• [TASK PROMPT]
Each entry has to be copied exactly, with nothing missed.

(Extracts from a graphics dataset)
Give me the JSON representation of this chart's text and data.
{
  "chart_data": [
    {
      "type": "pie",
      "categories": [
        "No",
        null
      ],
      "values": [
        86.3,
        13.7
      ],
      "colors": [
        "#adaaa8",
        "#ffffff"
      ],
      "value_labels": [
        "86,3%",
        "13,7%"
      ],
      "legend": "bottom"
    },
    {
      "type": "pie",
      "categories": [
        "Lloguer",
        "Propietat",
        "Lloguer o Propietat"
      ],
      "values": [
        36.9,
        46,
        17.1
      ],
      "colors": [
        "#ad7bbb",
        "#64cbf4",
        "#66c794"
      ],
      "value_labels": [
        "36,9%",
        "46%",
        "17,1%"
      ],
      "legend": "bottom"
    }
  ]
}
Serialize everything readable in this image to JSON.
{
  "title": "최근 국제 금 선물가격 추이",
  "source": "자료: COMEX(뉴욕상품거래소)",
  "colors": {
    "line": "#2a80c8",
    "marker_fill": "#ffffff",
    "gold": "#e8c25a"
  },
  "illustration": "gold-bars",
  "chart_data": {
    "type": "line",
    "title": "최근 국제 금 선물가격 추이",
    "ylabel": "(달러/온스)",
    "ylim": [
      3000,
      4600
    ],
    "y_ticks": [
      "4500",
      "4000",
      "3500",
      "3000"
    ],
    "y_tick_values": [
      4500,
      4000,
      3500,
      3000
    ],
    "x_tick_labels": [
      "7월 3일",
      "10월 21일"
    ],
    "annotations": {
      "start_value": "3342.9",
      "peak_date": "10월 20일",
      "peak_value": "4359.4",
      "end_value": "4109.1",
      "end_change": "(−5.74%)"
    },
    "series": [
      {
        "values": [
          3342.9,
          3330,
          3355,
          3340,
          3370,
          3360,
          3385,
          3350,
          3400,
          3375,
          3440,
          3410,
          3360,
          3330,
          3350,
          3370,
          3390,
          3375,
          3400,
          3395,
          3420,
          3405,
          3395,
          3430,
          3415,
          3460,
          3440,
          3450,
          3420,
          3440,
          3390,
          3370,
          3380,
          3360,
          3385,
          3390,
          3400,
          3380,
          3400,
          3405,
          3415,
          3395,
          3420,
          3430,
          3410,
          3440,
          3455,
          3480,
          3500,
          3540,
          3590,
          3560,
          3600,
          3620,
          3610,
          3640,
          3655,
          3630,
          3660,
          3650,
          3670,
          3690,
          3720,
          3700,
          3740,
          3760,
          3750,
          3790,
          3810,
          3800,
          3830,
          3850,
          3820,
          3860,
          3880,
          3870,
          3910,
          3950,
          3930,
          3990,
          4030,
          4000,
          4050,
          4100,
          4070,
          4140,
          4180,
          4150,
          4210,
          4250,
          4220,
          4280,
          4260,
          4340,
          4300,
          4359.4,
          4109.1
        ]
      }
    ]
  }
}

• [RESPONSE FOR THIS EXERCISE]
Give me the JSON representation of this chart's text and data.
{
  "chart_data": [
    {
      "type": "pie",
      "categories": [
        "No",
        null
      ],
      "values": [
        86.3,
        13.7
      ],
      "colors": [
        "#adaaa8",
        "#ffffff"
      ],
      "value_labels": [
        "86,3%",
        "13,7%"
      ],
      "legend": "bottom"
    },
    {
      "type": "pie",
      "categories": [
        "Lloguer",
        "Propietat",
        "Lloguer o Propietat"
      ],
      "values": [
        36.9,
        46,
        17.1
      ],
      "colors": [
        "#ad7bbb",
        "#64cbf4",
        "#66c794"
      ],
      "value_labels": [
        "36,9%",
        "46%",
        "17,1%"
      ],
      "legend": "bottom"
    }
  ]
}
Serialize everything readable in this image to JSON.
{
  "title": "최근 국제 금 선물가격 추이",
  "source": "자료: COMEX(뉴욕상품거래소)",
  "colors": {
    "line": "#2a80c8",
    "marker_fill": "#ffffff",
    "gold": "#e8c25a"
  },
  "illustration": "gold-bars",
  "chart_data": {
    "type": "line",
    "title": "최근 국제 금 선물가격 추이",
    "ylabel": "(달러/온스)",
    "ylim": [
      3000,
      4600
    ],
    "y_ticks": [
      "4500",
      "4000",
      "3500",
      "3000"
    ],
    "y_tick_values": [
      4500,
      4000,
      3500,
      3000
    ],
    "x_tick_labels": [
      "7월 3일",
      "10월 21일"
    ],
    "annotations": {
      "start_value": "3342.9",
      "peak_date": "10월 20일",
      "peak_value": "4359.4",
      "end_value": "4109.1",
      "end_change": "(−5.74%)"
    },
    "series": [
      {
        "values": [
          3342.9,
          3330,
          3355,
          3340,
          3370,
          3360,
          3385,
          3350,
          3400,
          3375,
          3440,
          3410,
          3360,
          3330,
          3350,
          3370,
          3390,
          3375,
          3400,
          3395,
          3420,
          3405,
          3395,
          3430,
          3415,
          3460,
          3440,
          3450,
          3420,
          3440,
          3390,
          3370,
          3380,
          3360,
          3385,
          3390,
          3400,
          3380,
          3400,
          3405,
          3415,
          3395,
          3420,
          3430,
          3410,
          3440,
          3455,
          3480,
          3500,
          3540,
          3590,
          3560,
          3600,
          3620,
          3610,
          3640,
          3655,
          3630,
          3660,
          3650,
          3670,
          3690,
          3720,
          3700,
          3740,
          3760,
          3750,
          3790,
          3810,
          3800,
          3830,
          3850,
          3820,
          3860,
          3880,
          3870,
          3910,
          3950,
          3930,
          3990,
          4030,
          4000,
          4050,
          4100,
          4070,
          4140,
          4180,
          4150,
          4210,
          4250,
          4220,
          4280,
          4260,
          4340,
          4300,
          4359.4,
          4109.1
        ]
      }
    ]
  }
}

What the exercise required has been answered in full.